**SET PROBLEM 1**
In the vent-hole problem, what dimensions give the diagonal its minimum length?

**SELECTED EXTRACT**
>>>>>

Question

A rectangular hole is to be cut in a wall for a vent. If the perimeter of the hole is 112 in. and the length of the diagonal is a​ minimum, what are the dimensions of the​ hole? Let the length and width of the hole be x and​ y, respectively, and let the length of the diagonal be D. Find an equation that describes the quantity to be minimized. Upper D squared equals x squared plus (56 minus x )squared ​(Type an​ equation.) The length of the diagonal is a minimum when the hole is 28 in. by 28 in.

Answer 1

To find the dimensions of the rectangular hole with the minimum length of the diagonal, set up an equation based on the given information and find the derivative to solve for the minimum. The hole dimensions for the minimum length of the diagonal are 28 in by 28 in.

Step-by-step explanation:

To find the dimensions of the rectangular hole with the minimum length of the diagonal, we can set up an equation based on the given information. Let's assume the length of the hole is x and the width is y.

We know that the perimeter of the hole is 112 in, so we can write the equation: 2x + 2y = 112.

Additionally, we can use the Pythagorean theorem to relate the length of the diagonal D to the length and width of the hole: D^2 = x^2 + y^2.

To find the dimensions for the minimum length of the diagonal, we can find the derivative of the equation D^2 = x^2 + y^2 and set it equal to 0.

After solving the equation, we find that the hole is 28 in by 28 in.

Answer 2

D = √ (2x² -112x + 3136

Step-by-step explanation:

From problem statement we have:

Perimeter of the hole P = 112 in

length of the hole x

wide of the hole y

Perimeter is by definition P = 2*x + 2*y so y = [( P - 2* x)] ÷ 2

y = ( P - 2*x ) ÷ 2 and P = 112 in

y = ( 112 - 2*x) ÷ 2 ⇒ y = 56 - x (1)

Triangle ABC (see attached file) is straight in A. Then diagonal D is:

D² = x² + y² from equation (1) D² = x² + ( 56 - x )²

Solving: D² = x² + 3136 + x² - 112*x ⇒ D² = 2*x² - 112*x + 3136

Finally D = √ (2x² -112x + 3136

<<<<<

**THE DATA**
>>>>>

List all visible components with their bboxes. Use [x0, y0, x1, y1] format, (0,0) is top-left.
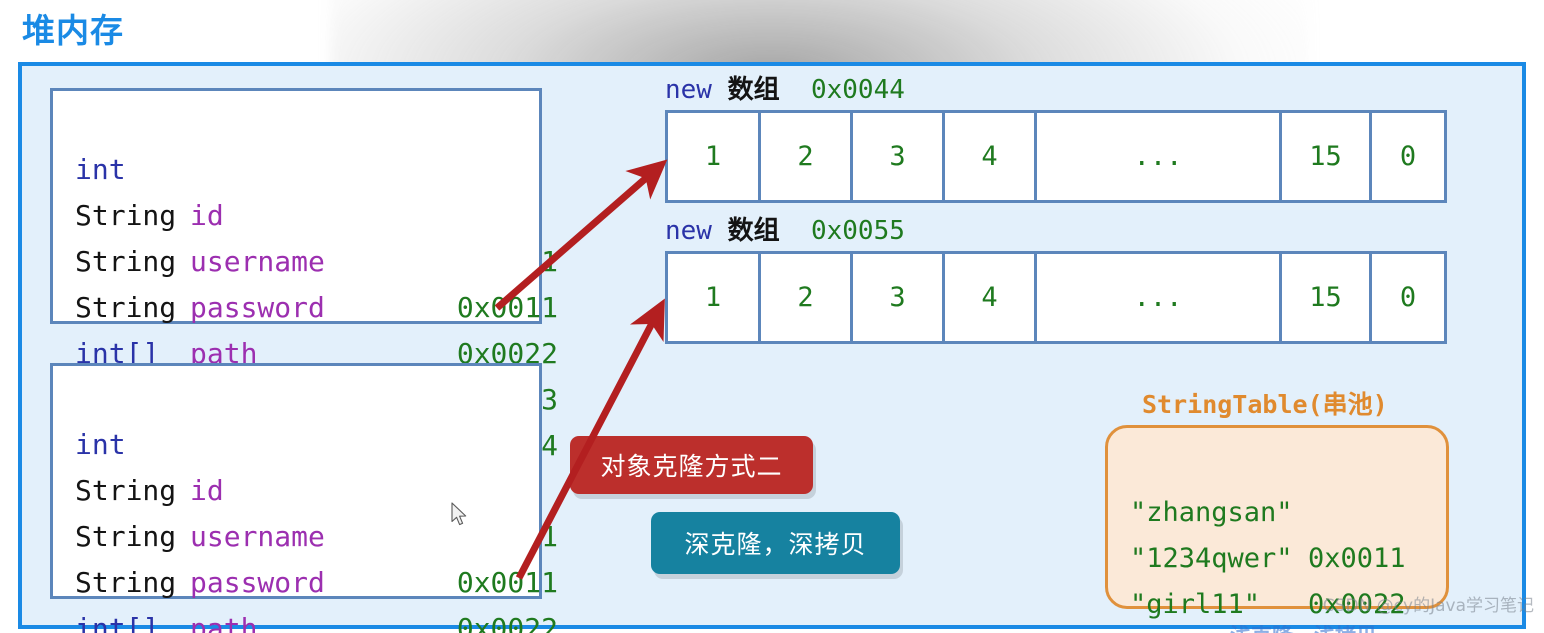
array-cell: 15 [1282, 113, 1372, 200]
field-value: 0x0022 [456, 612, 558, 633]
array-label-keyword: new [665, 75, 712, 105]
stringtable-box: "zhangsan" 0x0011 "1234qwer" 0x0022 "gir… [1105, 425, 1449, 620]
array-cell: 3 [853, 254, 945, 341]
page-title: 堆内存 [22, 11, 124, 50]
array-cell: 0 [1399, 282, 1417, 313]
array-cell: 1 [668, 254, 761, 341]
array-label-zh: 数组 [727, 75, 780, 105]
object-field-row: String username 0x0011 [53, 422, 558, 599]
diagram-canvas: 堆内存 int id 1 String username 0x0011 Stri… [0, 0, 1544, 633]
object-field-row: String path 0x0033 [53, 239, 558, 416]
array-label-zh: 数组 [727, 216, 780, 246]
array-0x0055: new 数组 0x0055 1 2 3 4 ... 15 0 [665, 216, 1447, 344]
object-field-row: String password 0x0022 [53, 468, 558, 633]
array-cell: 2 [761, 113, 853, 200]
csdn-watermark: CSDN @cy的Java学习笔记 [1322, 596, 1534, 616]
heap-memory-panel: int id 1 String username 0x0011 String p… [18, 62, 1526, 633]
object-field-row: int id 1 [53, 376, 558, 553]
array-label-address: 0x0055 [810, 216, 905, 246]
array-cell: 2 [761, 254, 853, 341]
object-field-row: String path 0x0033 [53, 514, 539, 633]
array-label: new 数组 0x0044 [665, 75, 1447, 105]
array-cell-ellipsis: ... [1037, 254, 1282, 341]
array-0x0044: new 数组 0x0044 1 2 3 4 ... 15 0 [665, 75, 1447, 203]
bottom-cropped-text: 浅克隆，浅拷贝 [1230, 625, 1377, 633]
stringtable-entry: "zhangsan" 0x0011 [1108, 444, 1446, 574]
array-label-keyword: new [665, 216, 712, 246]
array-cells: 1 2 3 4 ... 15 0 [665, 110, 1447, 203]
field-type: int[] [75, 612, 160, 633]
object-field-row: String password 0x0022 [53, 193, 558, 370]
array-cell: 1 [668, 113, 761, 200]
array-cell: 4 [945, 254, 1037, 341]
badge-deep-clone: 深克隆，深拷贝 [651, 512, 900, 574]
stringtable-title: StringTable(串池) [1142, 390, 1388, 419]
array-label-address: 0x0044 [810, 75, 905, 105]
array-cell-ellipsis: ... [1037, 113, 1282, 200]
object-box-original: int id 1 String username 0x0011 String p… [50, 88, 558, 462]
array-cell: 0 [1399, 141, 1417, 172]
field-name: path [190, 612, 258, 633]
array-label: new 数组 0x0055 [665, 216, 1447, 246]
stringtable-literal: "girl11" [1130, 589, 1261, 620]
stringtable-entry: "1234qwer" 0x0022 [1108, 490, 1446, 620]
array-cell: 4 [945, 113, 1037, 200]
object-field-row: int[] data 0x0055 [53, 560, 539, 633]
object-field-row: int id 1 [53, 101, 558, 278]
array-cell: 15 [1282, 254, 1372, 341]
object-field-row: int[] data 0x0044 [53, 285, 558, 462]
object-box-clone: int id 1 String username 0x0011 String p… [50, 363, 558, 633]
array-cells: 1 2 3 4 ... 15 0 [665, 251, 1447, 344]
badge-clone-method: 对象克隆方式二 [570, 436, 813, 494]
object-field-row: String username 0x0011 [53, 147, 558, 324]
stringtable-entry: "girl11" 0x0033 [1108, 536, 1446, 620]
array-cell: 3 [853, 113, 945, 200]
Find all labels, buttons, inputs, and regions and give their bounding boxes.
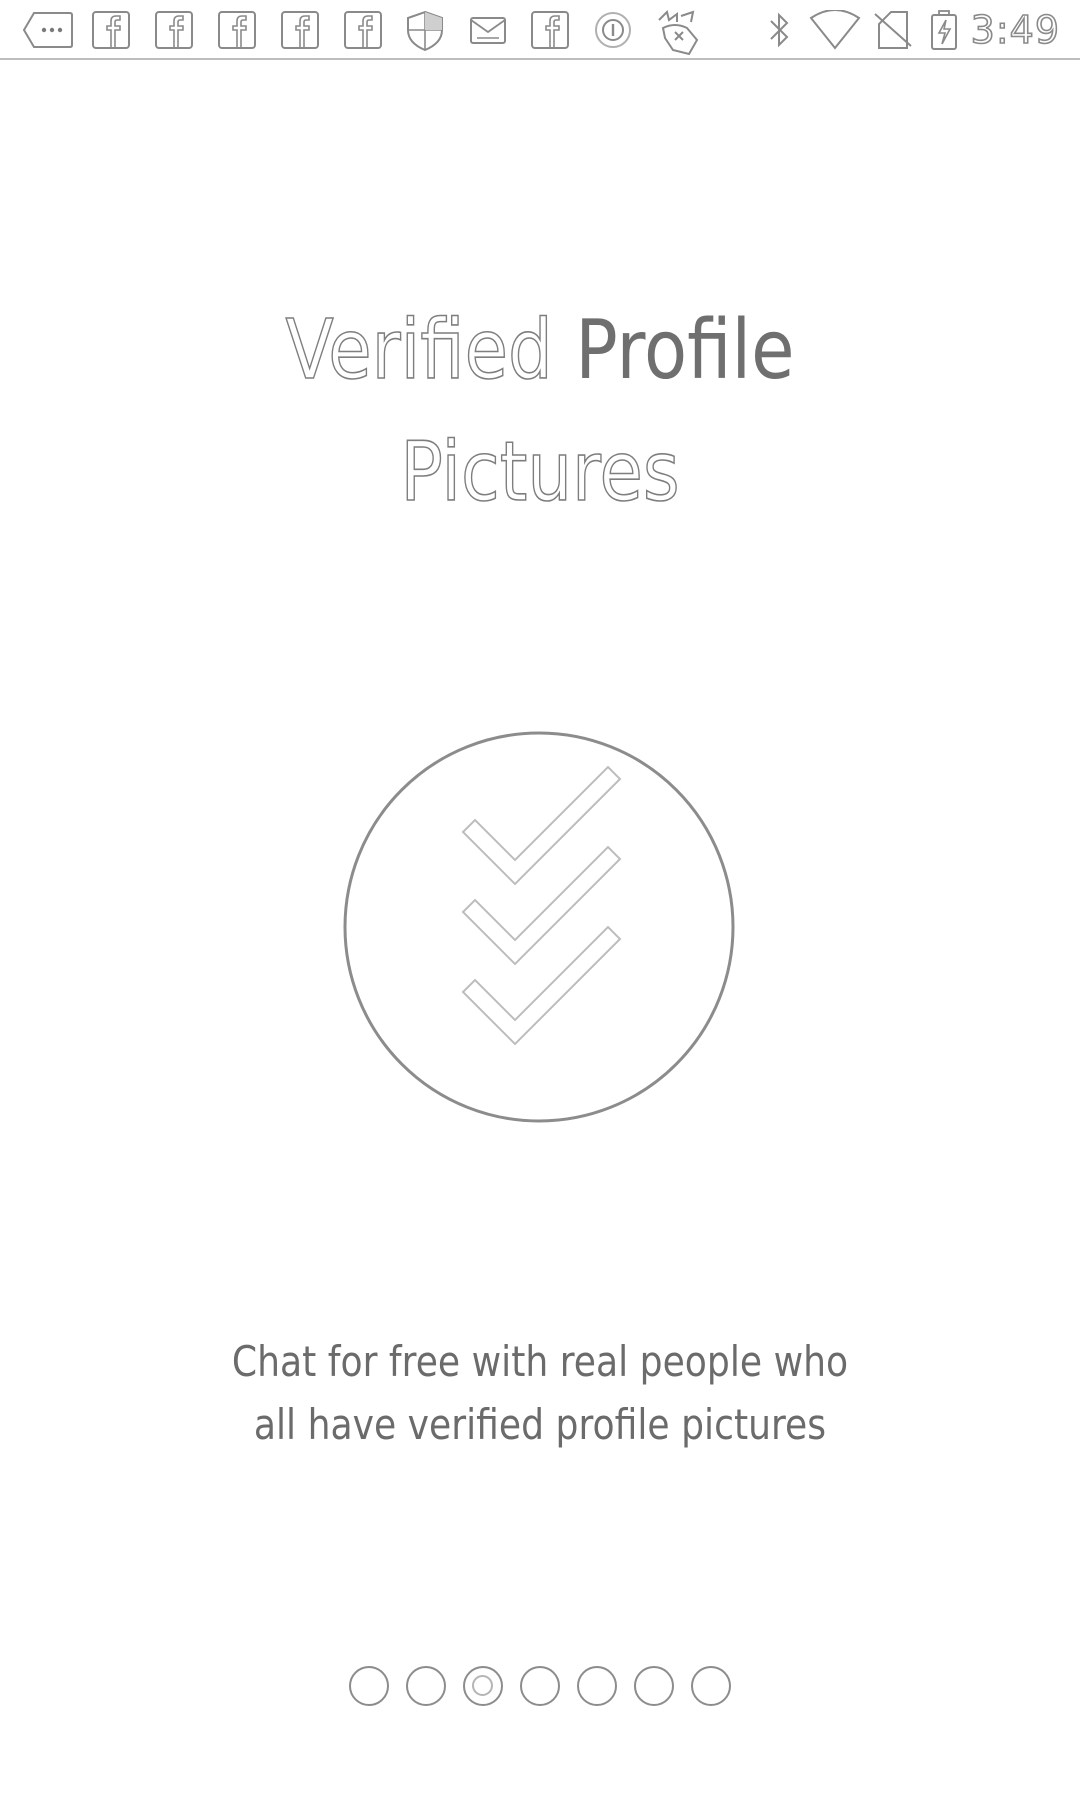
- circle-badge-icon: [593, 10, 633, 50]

<<<<<

**SET PROBLEM 2**
Echo the lines of the records exactly, starting at the line that contains "array-cell: 15 [1282, 113, 1372, 200]" and ending at the line that contains "object-field-row: String username 0x0011 [53, 422, 558, 599]".

**EXERCISE RESULT 1**
28 in. by 28 in.

**EXERCISE RESULT 2**
array-cell: 15 [1282, 113, 1372, 200]
field-value: 0x0022 [456, 612, 558, 633]
array-label-keyword: new [665, 75, 712, 105]
stringtable-box: "zhangsan" 0x0011 "1234qwer" 0x0022 "gir… [1105, 425, 1449, 620]
array-cell: 3 [853, 254, 945, 341]
page-title: 堆内存 [22, 11, 124, 50]
array-cell: 0 [1399, 282, 1417, 313]
array-cell: 1 [668, 254, 761, 341]
array-label-zh: 数组 [727, 75, 780, 105]
object-field-row: String username 0x0011 [53, 422, 558, 599]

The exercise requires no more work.